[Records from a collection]

-- Begin --

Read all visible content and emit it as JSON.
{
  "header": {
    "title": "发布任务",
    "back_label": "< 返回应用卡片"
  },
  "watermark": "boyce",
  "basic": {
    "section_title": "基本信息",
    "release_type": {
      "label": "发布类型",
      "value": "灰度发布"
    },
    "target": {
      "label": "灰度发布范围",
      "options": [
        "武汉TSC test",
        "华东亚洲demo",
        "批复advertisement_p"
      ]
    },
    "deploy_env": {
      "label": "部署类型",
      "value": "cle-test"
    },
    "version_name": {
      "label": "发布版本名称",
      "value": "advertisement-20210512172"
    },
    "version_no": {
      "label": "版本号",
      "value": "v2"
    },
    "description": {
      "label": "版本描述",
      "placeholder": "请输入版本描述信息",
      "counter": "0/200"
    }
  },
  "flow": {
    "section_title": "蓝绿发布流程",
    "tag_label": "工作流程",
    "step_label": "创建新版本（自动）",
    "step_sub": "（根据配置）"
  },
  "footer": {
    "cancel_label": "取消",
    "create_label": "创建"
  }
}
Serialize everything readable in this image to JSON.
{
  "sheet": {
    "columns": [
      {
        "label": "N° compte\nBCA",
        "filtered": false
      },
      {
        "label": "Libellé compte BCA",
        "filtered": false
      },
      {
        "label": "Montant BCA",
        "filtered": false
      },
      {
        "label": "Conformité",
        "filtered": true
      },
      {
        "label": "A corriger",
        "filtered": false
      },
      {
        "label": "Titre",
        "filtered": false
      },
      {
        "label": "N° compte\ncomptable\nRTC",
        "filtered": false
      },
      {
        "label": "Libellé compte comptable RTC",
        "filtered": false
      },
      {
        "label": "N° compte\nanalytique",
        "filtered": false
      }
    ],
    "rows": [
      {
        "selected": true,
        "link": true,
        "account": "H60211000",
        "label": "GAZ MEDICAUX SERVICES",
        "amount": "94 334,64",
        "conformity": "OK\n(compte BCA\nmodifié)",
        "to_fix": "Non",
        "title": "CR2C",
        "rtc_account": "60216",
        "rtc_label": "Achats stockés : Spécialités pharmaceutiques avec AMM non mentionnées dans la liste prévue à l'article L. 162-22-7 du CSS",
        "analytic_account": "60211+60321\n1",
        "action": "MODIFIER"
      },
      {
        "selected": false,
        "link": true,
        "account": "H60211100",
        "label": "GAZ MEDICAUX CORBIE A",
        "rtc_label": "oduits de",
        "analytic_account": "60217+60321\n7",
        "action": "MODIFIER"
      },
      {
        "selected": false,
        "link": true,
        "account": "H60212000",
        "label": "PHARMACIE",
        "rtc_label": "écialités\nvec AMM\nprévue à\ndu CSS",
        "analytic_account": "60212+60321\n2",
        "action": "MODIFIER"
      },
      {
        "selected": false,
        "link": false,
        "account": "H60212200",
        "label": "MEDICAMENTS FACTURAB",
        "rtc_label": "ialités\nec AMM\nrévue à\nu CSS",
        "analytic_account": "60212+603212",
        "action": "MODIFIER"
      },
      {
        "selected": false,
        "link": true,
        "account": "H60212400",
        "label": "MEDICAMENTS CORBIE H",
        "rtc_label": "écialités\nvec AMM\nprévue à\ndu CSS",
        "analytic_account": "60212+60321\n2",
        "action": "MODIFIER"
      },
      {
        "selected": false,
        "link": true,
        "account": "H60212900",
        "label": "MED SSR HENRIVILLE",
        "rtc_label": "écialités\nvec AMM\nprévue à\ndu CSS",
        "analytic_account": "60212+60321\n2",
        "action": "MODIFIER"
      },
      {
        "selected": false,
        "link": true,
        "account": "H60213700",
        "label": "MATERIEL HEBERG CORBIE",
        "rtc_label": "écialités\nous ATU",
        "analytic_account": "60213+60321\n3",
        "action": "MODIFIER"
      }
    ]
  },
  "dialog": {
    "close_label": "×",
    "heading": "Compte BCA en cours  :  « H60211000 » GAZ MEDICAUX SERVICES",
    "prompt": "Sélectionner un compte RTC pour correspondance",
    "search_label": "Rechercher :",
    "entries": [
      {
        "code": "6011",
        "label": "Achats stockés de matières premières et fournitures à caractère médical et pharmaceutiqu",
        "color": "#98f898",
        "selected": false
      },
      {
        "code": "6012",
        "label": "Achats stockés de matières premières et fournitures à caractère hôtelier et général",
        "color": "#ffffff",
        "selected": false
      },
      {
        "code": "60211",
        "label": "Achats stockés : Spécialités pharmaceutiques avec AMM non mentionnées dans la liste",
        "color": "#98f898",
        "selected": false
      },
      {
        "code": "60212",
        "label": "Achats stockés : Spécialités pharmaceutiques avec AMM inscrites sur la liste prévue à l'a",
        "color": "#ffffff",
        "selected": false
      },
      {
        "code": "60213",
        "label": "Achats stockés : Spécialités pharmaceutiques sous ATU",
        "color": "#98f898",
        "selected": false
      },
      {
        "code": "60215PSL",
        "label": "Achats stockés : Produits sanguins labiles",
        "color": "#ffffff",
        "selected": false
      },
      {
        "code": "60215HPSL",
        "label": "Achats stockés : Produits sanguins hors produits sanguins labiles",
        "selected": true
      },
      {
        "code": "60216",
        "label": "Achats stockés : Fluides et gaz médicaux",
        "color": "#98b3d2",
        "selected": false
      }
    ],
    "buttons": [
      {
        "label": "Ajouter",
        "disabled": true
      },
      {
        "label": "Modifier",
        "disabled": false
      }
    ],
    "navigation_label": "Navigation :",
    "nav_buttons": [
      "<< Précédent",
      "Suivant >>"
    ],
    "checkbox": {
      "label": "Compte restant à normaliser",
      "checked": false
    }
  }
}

-- End --

#### [WHAT YOU HAVE TO DO]
Output all of the data again, exactly.

#### [OUTPUT OF THE EXERCISE]
Read all visible content and emit it as JSON.
{
  "header": {
    "title": "发布任务",
    "back_label": "< 返回应用卡片"
  },
  "watermark": "boyce",
  "basic": {
    "section_title": "基本信息",
    "release_type": {
      "label": "发布类型",
      "value": "灰度发布"
    },
    "target": {
      "label": "灰度发布范围",
      "options": [
        "武汉TSC test",
        "华东亚洲demo",
        "批复advertisement_p"
      ]
    },
    "deploy_env": {
      "label": "部署类型",
      "value": "cle-test"
    },
    "version_name": {
      "label": "发布版本名称",
      "value": "advertisement-20210512172"
    },
    "version_no": {
      "label": "版本号",
      "value": "v2"
    },
    "description": {
      "label": "版本描述",
      "placeholder": "请输入版本描述信息",
      "counter": "0/200"
    }
  },
  "flow": {
    "section_title": "蓝绿发布流程",
    "tag_label": "工作流程",
    "step_label": "创建新版本（自动）",
    "step_sub": "（根据配置）"
  },
  "footer": {
    "cancel_label": "取消",
    "create_label": "创建"
  }
}
Serialize everything readable in this image to JSON.
{
  "sheet": {
    "columns": [
      {
        "label": "N° compte\nBCA",
        "filtered": false
      },
      {
        "label": "Libellé compte BCA",
        "filtered": false
      },
      {
        "label": "Montant BCA",
        "filtered": false
      },
      {
        "label": "Conformité",
        "filtered": true
      },
      {
        "label": "A corriger",
        "filtered": false
      },
      {
        "label": "Titre",
        "filtered": false
      },
      {
        "label": "N° compte\ncomptable\nRTC",
        "filtered": false
      },
      {
        "label": "Libellé compte comptable RTC",
        "filtered": false
      },
      {
        "label": "N° compte\nanalytique",
        "filtered": false
      }
    ],
    "rows": [
      {
        "selected": true,
        "link": true,
        "account": "H60211000",
        "label": "GAZ MEDICAUX SERVICES",
        "amount": "94 334,64",
        "conformity": "OK\n(compte BCA\nmodifié)",
        "to_fix": "Non",
        "title": "CR2C",
        "rtc_account": "60216",
        "rtc_label": "Achats stockés : Spécialités pharmaceutiques avec AMM non mentionnées dans la liste prévue à l'article L. 162-22-7 du CSS",
        "analytic_account": "60211+60321\n1",
        "action": "MODIFIER"
      },
      {
        "selected": false,
        "link": true,
        "account": "H60211100",
        "label": "GAZ MEDICAUX CORBIE A",
        "rtc_label": "oduits de",
        "analytic_account": "60217+60321\n7",
        "action": "MODIFIER"
      },
      {
        "selected": false,
        "link": true,
        "account": "H60212000",
        "label": "PHARMACIE",
        "rtc_label": "écialités\nvec AMM\nprévue à\ndu CSS",
        "analytic_account": "60212+60321\n2",
        "action": "MODIFIER"
      },
      {
        "selected": false,
        "link": false,
        "account": "H60212200",
        "label": "MEDICAMENTS FACTURAB",
        "rtc_label": "ialités\nec AMM\nrévue à\nu CSS",
        "analytic_account": "60212+603212",
        "action": "MODIFIER"
      },
      {
        "selected": false,
        "link": true,
        "account": "H60212400",
        "label": "MEDICAMENTS CORBIE H",
        "rtc_label": "écialités\nvec AMM\nprévue à\ndu CSS",
        "analytic_account": "60212+60321\n2",
        "action": "MODIFIER"
      },
      {
        "selected": false,
        "link": true,
        "account": "H60212900",
        "label": "MED SSR HENRIVILLE",
        "rtc_label": "écialités\nvec AMM\nprévue à\ndu CSS",
        "analytic_account": "60212+60321\n2",
        "action": "MODIFIER"
      },
      {
        "selected": false,
        "link": true,
        "account": "H60213700",
        "label": "MATERIEL HEBERG CORBIE",
        "rtc_label": "écialités\nous ATU",
        "analytic_account": "60213+60321\n3",
        "action": "MODIFIER"
      }
    ]
  },
  "dialog": {
    "close_label": "×",
    "heading": "Compte BCA en cours  :  « H60211000 » GAZ MEDICAUX SERVICES",
    "prompt": "Sélectionner un compte RTC pour correspondance",
    "search_label": "Rechercher :",
    "entries": [
      {
        "code": "6011",
        "label": "Achats stockés de matières premières et fournitures à caractère médical et pharmaceutiqu",
        "color": "#98f898",
        "selected": false
      },
      {
        "code": "6012",
        "label": "Achats stockés de matières premières et fournitures à caractère hôtelier et général",
        "color": "#ffffff",
        "selected": false
      },
      {
        "code": "60211",
        "label": "Achats stockés : Spécialités pharmaceutiques avec AMM non mentionnées dans la liste",
        "color": "#98f898",
        "selected": false
      },
      {
        "code": "60212",
        "label": "Achats stockés : Spécialités pharmaceutiques avec AMM inscrites sur la liste prévue à l'a",
        "color": "#ffffff",
        "selected": false
      },
      {
        "code": "60213",
        "label": "Achats stockés : Spécialités pharmaceutiques sous ATU",
        "color": "#98f898",
        "selected": false
      },
      {
        "code": "60215PSL",
        "label": "Achats stockés : Produits sanguins labiles",
        "color": "#ffffff",
        "selected": false
      },
      {
        "code": "60215HPSL",
        "label": "Achats stockés : Produits sanguins hors produits sanguins labiles",
        "selected": true
      },
      {
        "code": "60216",
        "label": "Achats stockés : Fluides et gaz médicaux",
        "color": "#98b3d2",
        "selected": false
      }
    ],
    "buttons": [
      {
        "label": "Ajouter",
        "disabled": true
      },
      {
        "label": "Modifier",
        "disabled": false
      }
    ],
    "navigation_label": "Navigation :",
    "nav_buttons": [
      "<< Précédent",
      "Suivant >>"
    ],
    "checkbox": {
      "label": "Compte restant à normaliser",
      "checked": false
    }
  }
}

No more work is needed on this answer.